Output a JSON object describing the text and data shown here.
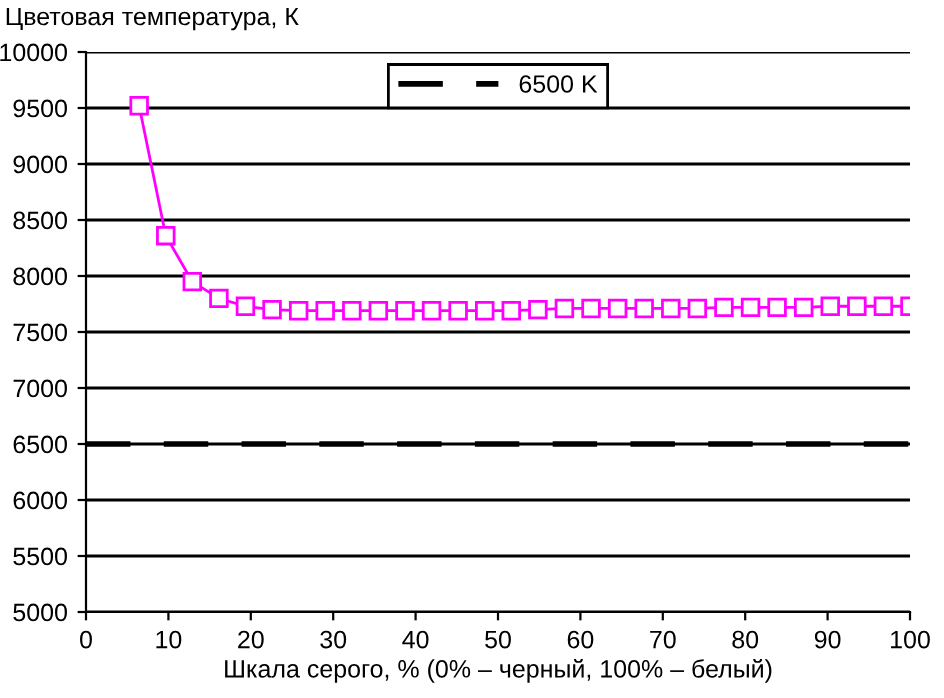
{
  "chart_data": {
    "type": "line",
    "ylabel": "Цветовая температура, К",
    "xlabel": "Шкала серого, % (0% – черный, 100% – белый)",
    "x": [
      6.45,
      9.68,
      12.9,
      16.13,
      19.35,
      22.58,
      25.81,
      29.03,
      32.26,
      35.48,
      38.71,
      41.94,
      45.16,
      48.39,
      51.61,
      54.84,
      58.06,
      61.29,
      64.52,
      67.74,
      70.97,
      74.19,
      77.42,
      80.65,
      83.87,
      87.1,
      90.32,
      93.55,
      96.77,
      100
    ],
    "series": [
      {
        "color": "#ff00ff",
        "values": [
          9520,
          8360,
          7950,
          7800,
          7730,
          7700,
          7690,
          7690,
          7690,
          7690,
          7690,
          7690,
          7690,
          7690,
          7690,
          7700,
          7710,
          7710,
          7710,
          7710,
          7710,
          7710,
          7720,
          7720,
          7720,
          7720,
          7730,
          7730,
          7730,
          7730
        ]
      }
    ],
    "marker": "square",
    "line_style": "solid",
    "ref_lines": [
      {
        "axis": "y",
        "value": 6500,
        "label": "6500 K",
        "color": "#000000",
        "line_style": "dashed"
      }
    ],
    "xlim": [
      0,
      100
    ],
    "xticks": [
      0,
      10,
      20,
      30,
      40,
      50,
      60,
      70,
      80,
      90,
      100
    ],
    "ylim": [
      5000,
      10000
    ],
    "yticks": [
      5000,
      5500,
      6000,
      6500,
      7000,
      7500,
      8000,
      8500,
      9000,
      9500,
      10000
    ],
    "grid": "y",
    "legend": "top"
  }
}
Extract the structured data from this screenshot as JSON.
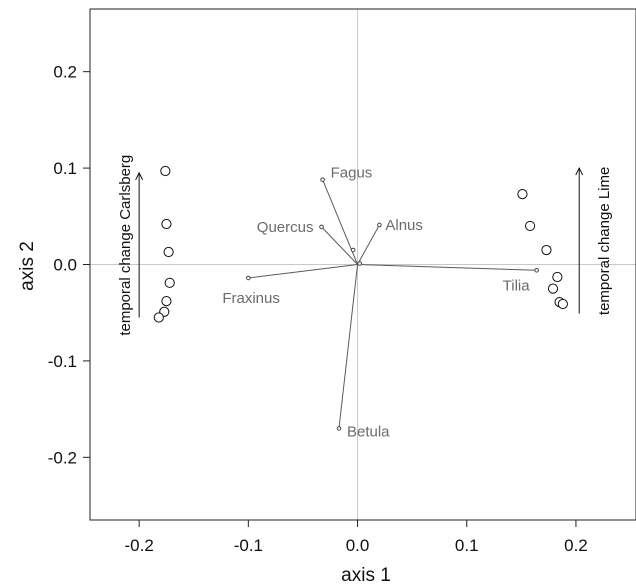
{
  "chart_data": {
    "type": "scatter",
    "title": "",
    "xlabel": "axis 1",
    "ylabel": "axis 2",
    "xlim": [
      -0.245,
      0.255
    ],
    "ylim": [
      -0.265,
      0.265
    ],
    "x_ticks": [
      -0.2,
      -0.1,
      0.0,
      0.1,
      0.2
    ],
    "y_ticks": [
      -0.2,
      -0.1,
      0.0,
      0.1,
      0.2
    ],
    "x_tick_labels": [
      "-0.2",
      "-0.1",
      "0.0",
      "0.1",
      "0.2"
    ],
    "y_tick_labels": [
      "-0.2",
      "-0.1",
      "0.0",
      "0.1",
      "0.2"
    ],
    "reference_lines": {
      "x": 0.0,
      "y": 0.0,
      "color": "#c8c8c8"
    },
    "grid": false,
    "series": [
      {
        "marker": "open-circle",
        "points": [
          {
            "x": -0.176,
            "y": 0.097
          },
          {
            "x": -0.175,
            "y": 0.042
          },
          {
            "x": -0.173,
            "y": 0.013
          },
          {
            "x": -0.172,
            "y": -0.019
          },
          {
            "x": -0.175,
            "y": -0.038
          },
          {
            "x": -0.177,
            "y": -0.049
          },
          {
            "x": -0.182,
            "y": -0.055
          }
        ]
      },
      {
        "marker": "open-circle",
        "points": [
          {
            "x": 0.151,
            "y": 0.073
          },
          {
            "x": 0.158,
            "y": 0.04
          },
          {
            "x": 0.173,
            "y": 0.015
          },
          {
            "x": 0.183,
            "y": -0.013
          },
          {
            "x": 0.179,
            "y": -0.025
          },
          {
            "x": 0.185,
            "y": -0.039
          },
          {
            "x": 0.188,
            "y": -0.041
          }
        ]
      }
    ],
    "vectors": [
      {
        "label": "Fagus",
        "x": -0.032,
        "y": 0.088
      },
      {
        "label": "Alnus",
        "x": 0.02,
        "y": 0.041
      },
      {
        "label": "Quercus",
        "x": -0.033,
        "y": 0.039
      },
      {
        "label": "Fraxinus",
        "x": -0.1,
        "y": -0.014
      },
      {
        "label": "Tilia",
        "x": 0.164,
        "y": -0.006
      },
      {
        "label": "Betula",
        "x": -0.017,
        "y": -0.17
      }
    ],
    "annotations": [
      {
        "text": "temporal change Carlsberg",
        "direction": "up",
        "x": -0.2,
        "y_from": -0.055,
        "y_to": 0.095
      },
      {
        "text": "temporal change Lime",
        "direction": "up",
        "x": 0.203,
        "y_from": -0.051,
        "y_to": 0.1
      }
    ]
  }
}
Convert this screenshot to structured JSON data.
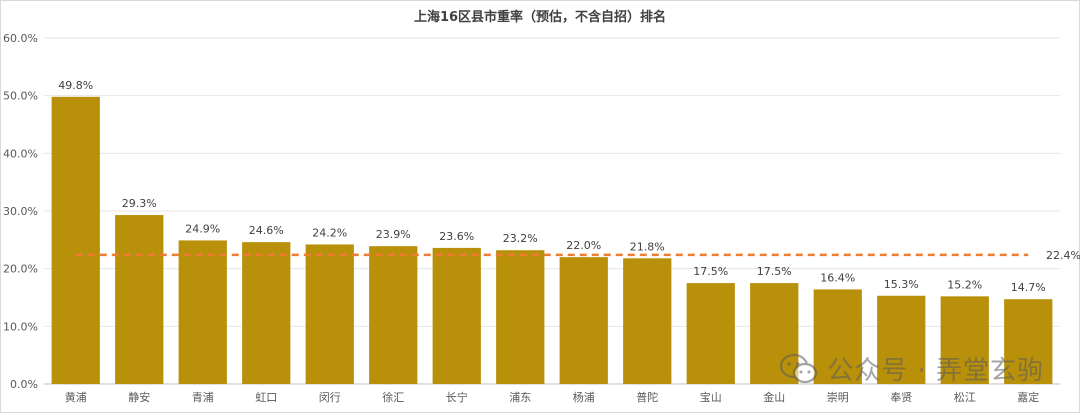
{
  "chart_data": {
    "type": "bar",
    "title": "上海16区县市重率（预估，不含自招）排名",
    "categories": [
      "黄浦",
      "静安",
      "青浦",
      "虹口",
      "闵行",
      "徐汇",
      "长宁",
      "浦东",
      "杨浦",
      "普陀",
      "宝山",
      "金山",
      "崇明",
      "奉贤",
      "松江",
      "嘉定"
    ],
    "values": [
      49.8,
      29.3,
      24.9,
      24.6,
      24.2,
      23.9,
      23.6,
      23.2,
      22.0,
      21.8,
      17.5,
      17.5,
      16.4,
      15.3,
      15.2,
      14.7
    ],
    "value_format": "percent_1dp",
    "yticks": [
      "0.0%",
      "10.0%",
      "20.0%",
      "30.0%",
      "40.0%",
      "50.0%",
      "60.0%"
    ],
    "ylim": [
      0,
      60
    ],
    "reference_line": {
      "value": 22.4,
      "label": "22.4%",
      "style": "dashed",
      "color": "#ed7d31"
    },
    "bar_color": "#b8900a",
    "grid": true,
    "legend": "none"
  },
  "watermark": {
    "text": "公众号 · 弄堂玄驹",
    "icon": "wechat-icon"
  }
}
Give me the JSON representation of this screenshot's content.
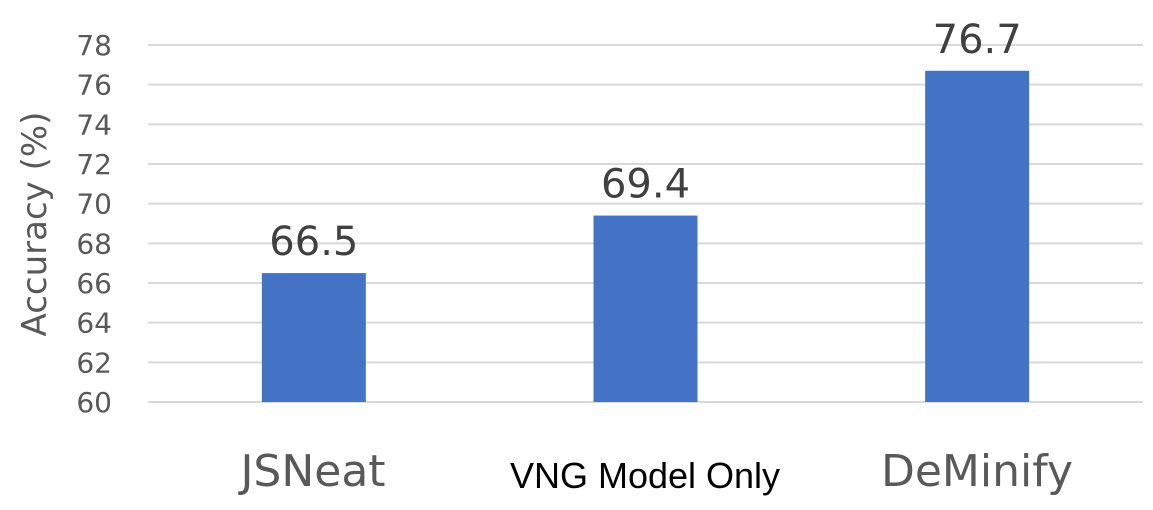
{
  "chart_data": {
    "type": "bar",
    "categories": [
      "JSNeat",
      "VNG Model Only",
      "DeMinify"
    ],
    "values": [
      66.5,
      69.4,
      76.7
    ],
    "data_labels": [
      "66.5",
      "69.4",
      "76.7"
    ],
    "title": "",
    "xlabel": "",
    "ylabel": "Accuracy (%)",
    "ylim": [
      60,
      78
    ],
    "yticks": [
      60,
      62,
      64,
      66,
      68,
      70,
      72,
      74,
      76,
      78
    ],
    "grid": true,
    "legend": "none",
    "bar_color": "#4472c4"
  }
}
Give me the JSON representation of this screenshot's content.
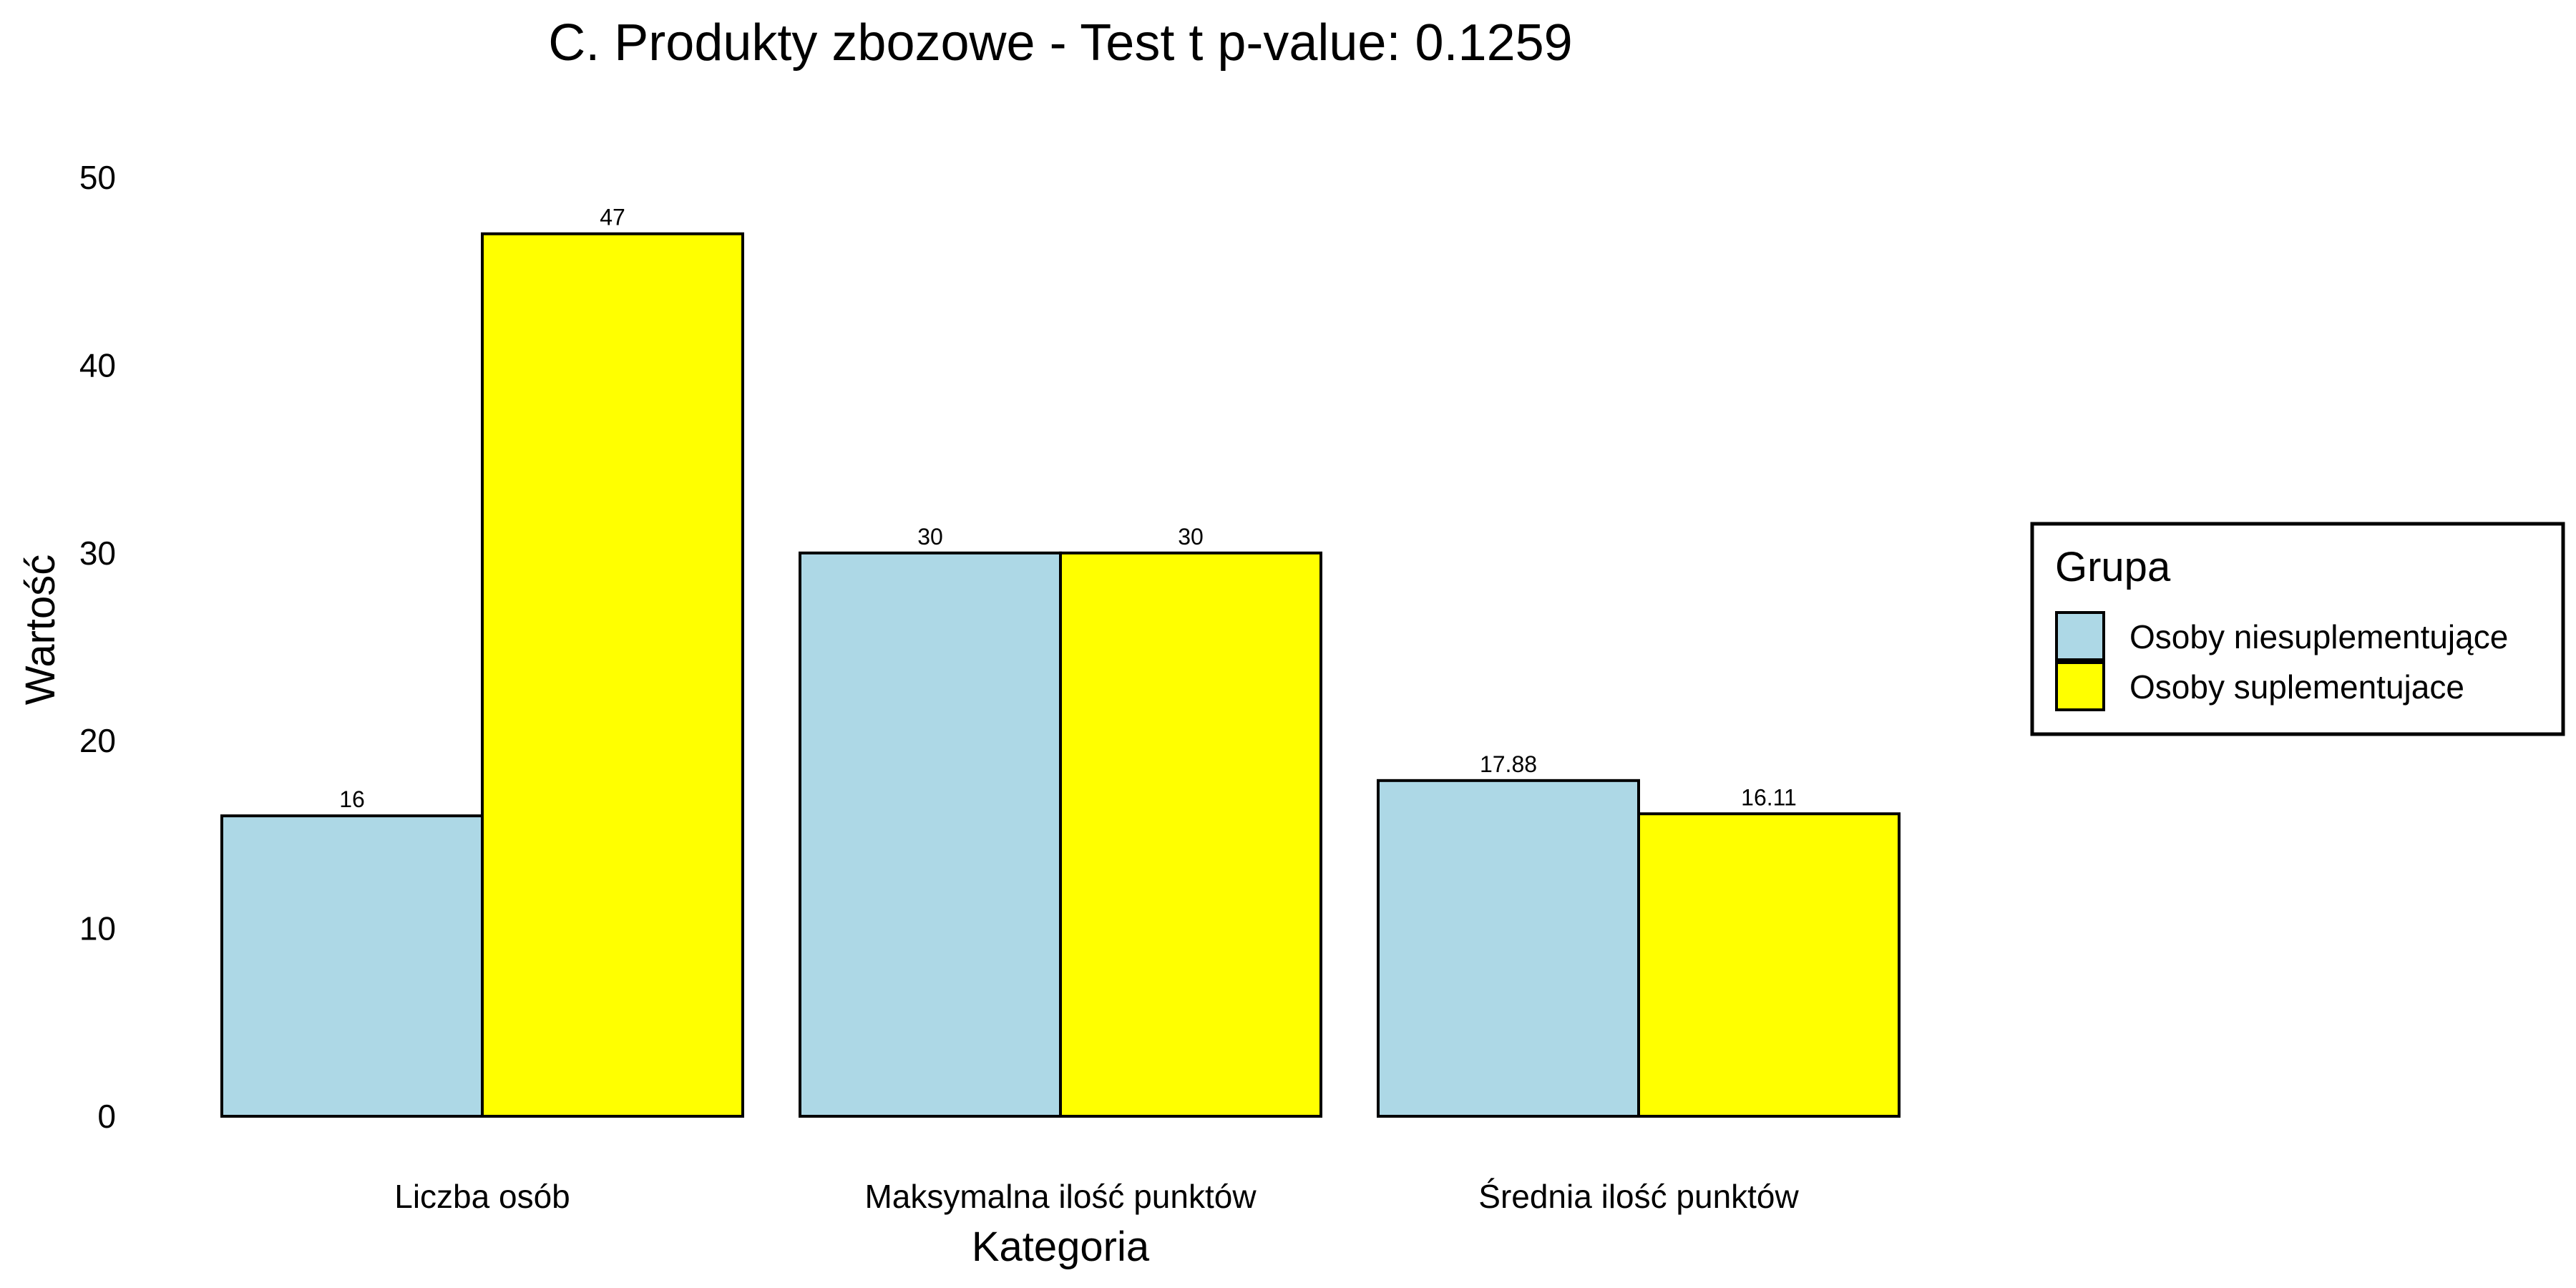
{
  "chart_data": {
    "type": "bar",
    "title": "C. Produkty zbozowe - Test t p-value: 0.1259",
    "xlabel": "Kategoria",
    "ylabel": "Wartość",
    "ylim": [
      0,
      50
    ],
    "yticks": [
      0,
      10,
      20,
      30,
      40,
      50
    ],
    "grid": false,
    "categories": [
      "Liczba osób",
      "Maksymalna ilość punktów",
      "Średnia ilość punktów"
    ],
    "series": [
      {
        "name": "Osoby niesuplementujące",
        "color": "#ADD8E6",
        "values": [
          16,
          30,
          17.88
        ],
        "labels": [
          "16",
          "30",
          "17.88"
        ]
      },
      {
        "name": "Osoby suplementujace",
        "color": "#FFFF00",
        "values": [
          47,
          30,
          16.11
        ],
        "labels": [
          "47",
          "30",
          "16.11"
        ]
      }
    ],
    "legend": {
      "title": "Grupa",
      "position": "right"
    }
  }
}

* * *

• **WHAT YOU ARE ASKED TO DO**
What comes back should match the records exactly, minus any pictures.

• **ANSWER TO THE TASK**
Output a JSON object describing the text and data shown here.
{
  "chart_data": {
    "type": "line",
    "ylabel": "Цветовая температура, К",
    "xlabel": "Шкала серого, % (0% – черный, 100% – белый)",
    "x": [
      6.45,
      9.68,
      12.9,
      16.13,
      19.35,
      22.58,
      25.81,
      29.03,
      32.26,
      35.48,
      38.71,
      41.94,
      45.16,
      48.39,
      51.61,
      54.84,
      58.06,
      61.29,
      64.52,
      67.74,
      70.97,
      74.19,
      77.42,
      80.65,
      83.87,
      87.1,
      90.32,
      93.55,
      96.77,
      100
    ],
    "series": [
      {
        "color": "#ff00ff",
        "values": [
          9520,
          8360,
          7950,
          7800,
          7730,
          7700,
          7690,
          7690,
          7690,
          7690,
          7690,
          7690,
          7690,
          7690,
          7690,
          7700,
          7710,
          7710,
          7710,
          7710,
          7710,
          7710,
          7720,
          7720,
          7720,
          7720,
          7730,
          7730,
          7730,
          7730
        ]
      }
    ],
    "marker": "square",
    "line_style": "solid",
    "ref_lines": [
      {
        "axis": "y",
        "value": 6500,
        "label": "6500 K",
        "color": "#000000",
        "line_style": "dashed"
      }
    ],
    "xlim": [
      0,
      100
    ],
    "xticks": [
      0,
      10,
      20,
      30,
      40,
      50,
      60,
      70,
      80,
      90,
      100
    ],
    "ylim": [
      5000,
      10000
    ],
    "yticks": [
      5000,
      5500,
      6000,
      6500,
      7000,
      7500,
      8000,
      8500,
      9000,
      9500,
      10000
    ],
    "grid": "y",
    "legend": "top"
  }
}
Extract the structured data from this screenshot as JSON.
{
  "chart_data": {
    "type": "scatter",
    "title": "",
    "xlabel": "axis 1",
    "ylabel": "axis 2",
    "xlim": [
      -0.245,
      0.255
    ],
    "ylim": [
      -0.265,
      0.265
    ],
    "x_ticks": [
      -0.2,
      -0.1,
      0.0,
      0.1,
      0.2
    ],
    "y_ticks": [
      -0.2,
      -0.1,
      0.0,
      0.1,
      0.2
    ],
    "x_tick_labels": [
      "-0.2",
      "-0.1",
      "0.0",
      "0.1",
      "0.2"
    ],
    "y_tick_labels": [
      "-0.2",
      "-0.1",
      "0.0",
      "0.1",
      "0.2"
    ],
    "reference_lines": {
      "x": 0.0,
      "y": 0.0,
      "color": "#c8c8c8"
    },
    "grid": false,
    "series": [
      {
        "marker": "open-circle",
        "points": [
          {
            "x": -0.176,
            "y": 0.097
          },
          {
            "x": -0.175,
            "y": 0.042
          },
          {
            "x": -0.173,
            "y": 0.013
          },
          {
            "x": -0.172,
            "y": -0.019
          },
          {
            "x": -0.175,
            "y": -0.038
          },
          {
            "x": -0.177,
            "y": -0.049
          },
          {
            "x": -0.182,
            "y": -0.055
          }
        ]
      },
      {
        "marker": "open-circle",
        "points": [
          {
            "x": 0.151,
            "y": 0.073
          },
          {
            "x": 0.158,
            "y": 0.04
          },
          {
            "x": 0.173,
            "y": 0.015
          },
          {
            "x": 0.183,
            "y": -0.013
          },
          {
            "x": 0.179,
            "y": -0.025
          },
          {
            "x": 0.185,
            "y": -0.039
          },
          {
            "x": 0.188,
            "y": -0.041
          }
        ]
      }
    ],
    "vectors": [
      {
        "label": "Fagus",
        "x": -0.032,
        "y": 0.088
      },
      {
        "label": "Alnus",
        "x": 0.02,
        "y": 0.041
      },
      {
        "label": "Quercus",
        "x": -0.033,
        "y": 0.039
      },
      {
        "label": "Fraxinus",
        "x": -0.1,
        "y": -0.014
      },
      {
        "label": "Tilia",
        "x": 0.164,
        "y": -0.006
      },
      {
        "label": "Betula",
        "x": -0.017,
        "y": -0.17
      }
    ],
    "annotations": [
      {
        "text": "temporal change Carlsberg",
        "direction": "up",
        "x": -0.2,
        "y_from": -0.055,
        "y_to": 0.095
      },
      {
        "text": "temporal change Lime",
        "direction": "up",
        "x": 0.203,
        "y_from": -0.051,
        "y_to": 0.1
      }
    ]
  }
}
Convert this screenshot to structured JSON data.
{
  "chart_data": {
    "type": "bar",
    "title": "上海16区县市重率（预估，不含自招）排名",
    "categories": [
      "黄浦",
      "静安",
      "青浦",
      "虹口",
      "闵行",
      "徐汇",
      "长宁",
      "浦东",
      "杨浦",
      "普陀",
      "宝山",
      "金山",
      "崇明",
      "奉贤",
      "松江",
      "嘉定"
    ],
    "values": [
      49.8,
      29.3,
      24.9,
      24.6,
      24.2,
      23.9,
      23.6,
      23.2,
      22.0,
      21.8,
      17.5,
      17.5,
      16.4,
      15.3,
      15.2,
      14.7
    ],
    "value_format": "percent_1dp",
    "yticks": [
      "0.0%",
      "10.0%",
      "20.0%",
      "30.0%",
      "40.0%",
      "50.0%",
      "60.0%"
    ],
    "ylim": [
      0,
      60
    ],
    "reference_line": {
      "value": 22.4,
      "label": "22.4%",
      "style": "dashed",
      "color": "#ed7d31"
    },
    "bar_color": "#b8900a",
    "grid": true,
    "legend": "none"
  },
  "watermark": {
    "text": "公众号 · 弄堂玄驹",
    "icon": "wechat-icon"
  }
}
Give me the JSON representation of this screenshot's content.
{
  "chart_data": {
    "type": "bar",
    "categories": [
      "JSNeat",
      "VNG Model Only",
      "DeMinify"
    ],
    "values": [
      66.5,
      69.4,
      76.7
    ],
    "data_labels": [
      "66.5",
      "69.4",
      "76.7"
    ],
    "title": "",
    "xlabel": "",
    "ylabel": "Accuracy (%)",
    "ylim": [
      60,
      78
    ],
    "yticks": [
      60,
      62,
      64,
      66,
      68,
      70,
      72,
      74,
      76,
      78
    ],
    "grid": true,
    "legend": "none",
    "bar_color": "#4472c4"
  }
}
Give me the JSON representation of this screenshot's content.
{
  "chart_data": {
    "type": "bar",
    "title": "C. Produkty zbozowe - Test t p-value: 0.1259",
    "xlabel": "Kategoria",
    "ylabel": "Wartość",
    "ylim": [
      0,
      50
    ],
    "yticks": [
      0,
      10,
      20,
      30,
      40,
      50
    ],
    "grid": false,
    "categories": [
      "Liczba osób",
      "Maksymalna ilość punktów",
      "Średnia ilość punktów"
    ],
    "series": [
      {
        "name": "Osoby niesuplementujące",
        "color": "#ADD8E6",
        "values": [
          16,
          30,
          17.88
        ],
        "labels": [
          "16",
          "30",
          "17.88"
        ]
      },
      {
        "name": "Osoby suplementujace",
        "color": "#FFFF00",
        "values": [
          47,
          30,
          16.11
        ],
        "labels": [
          "47",
          "30",
          "16.11"
        ]
      }
    ],
    "legend": {
      "title": "Grupa",
      "position": "right"
    }
  }
}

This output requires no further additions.